Exercise |
Tell how many lines carry the word "Patio"; the reply is the number and nothing else.

=== Material shown ===

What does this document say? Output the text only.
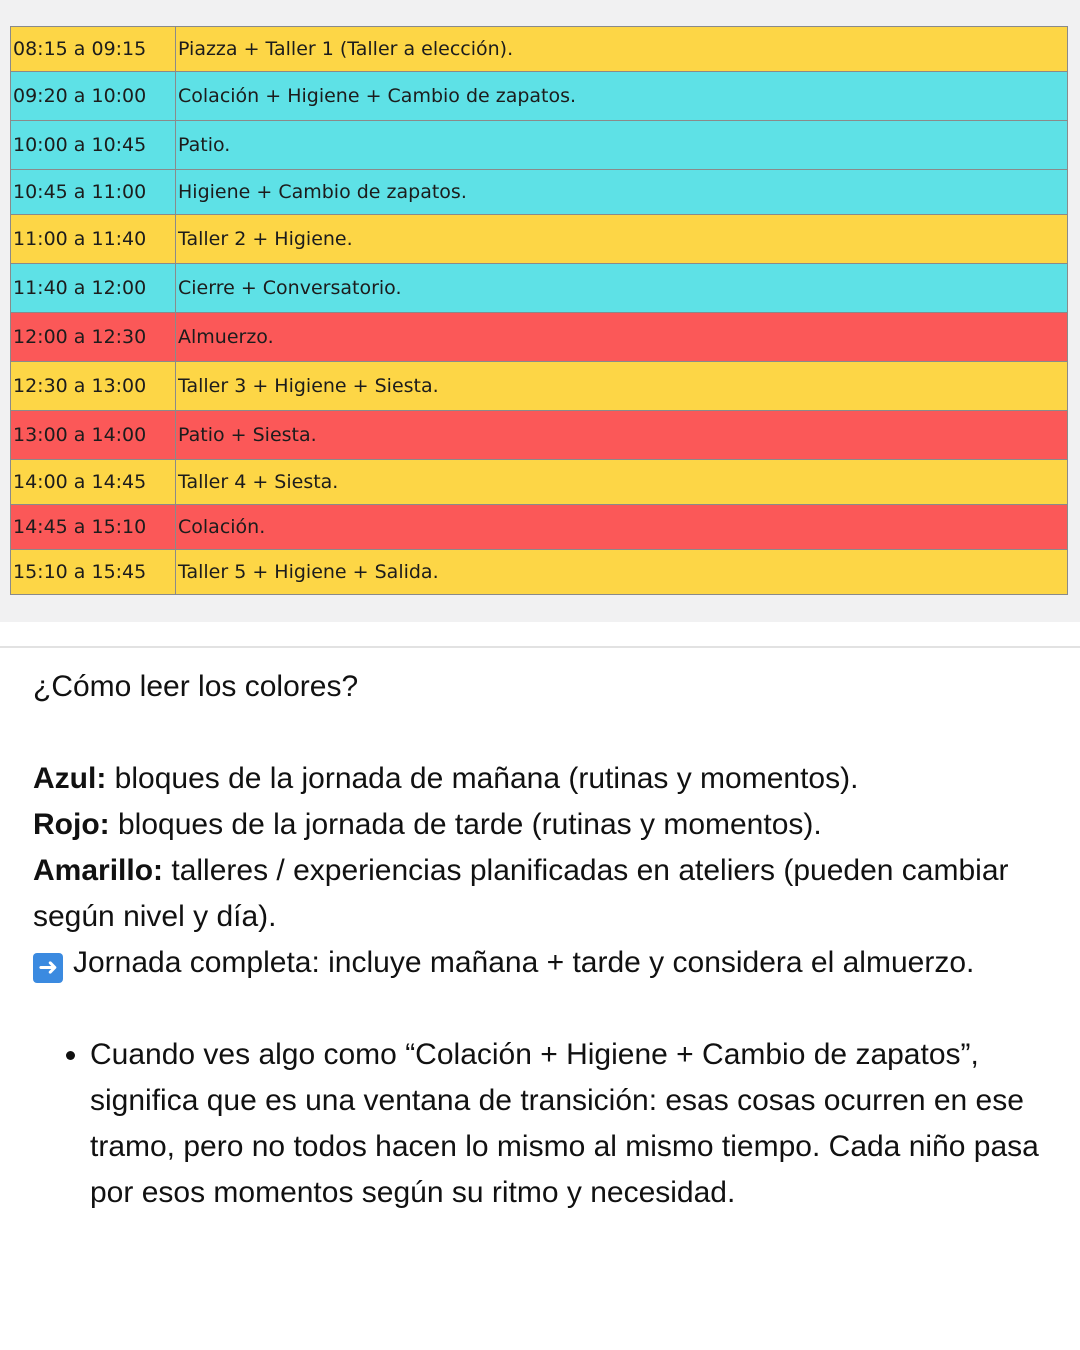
08:15 a 09:15	Piazza + Taller 1 (Taller a elección).
09:20 a 10:00	Colación + Higiene + Cambio de zapatos.
10:00 a 10:45	Patio.
10:45 a 11:00	Higiene + Cambio de zapatos.
11:00 a 11:40	Taller 2 + Higiene.
11:40 a 12:00	Cierre + Conversatorio.
12:00 a 12:30	Almuerzo.
12:30 a 13:00	Taller 3 + Higiene + Siesta.
13:00 a 14:00	Patio + Siesta.
14:00 a 14:45	Taller 4 + Siesta.
14:45 a 15:10	Colación.
15:10 a 15:45	Taller 5 + Higiene + Salida.

¿Cómo leer los colores?

Azul: bloques de la jornada de mañana (rutinas y momentos).

Rojo: bloques de la jornada de tarde (rutinas y momentos).

Amarillo: talleres / experiencias planificadas en ateliers (pueden cambiar según nivel y día).

➜ Jornada completa: incluye mañana + tarde y considera el almuerzo.

• Cuando ves algo como “Colación + Higiene + Cambio de zapatos”, significa que es una ventana de transición: esas cosas ocurren en ese tramo, pero no todos hacen lo mismo al mismo tiempo. Cada niño pasa por esos momentos según su ritmo y necesidad.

===

Problem solution |
2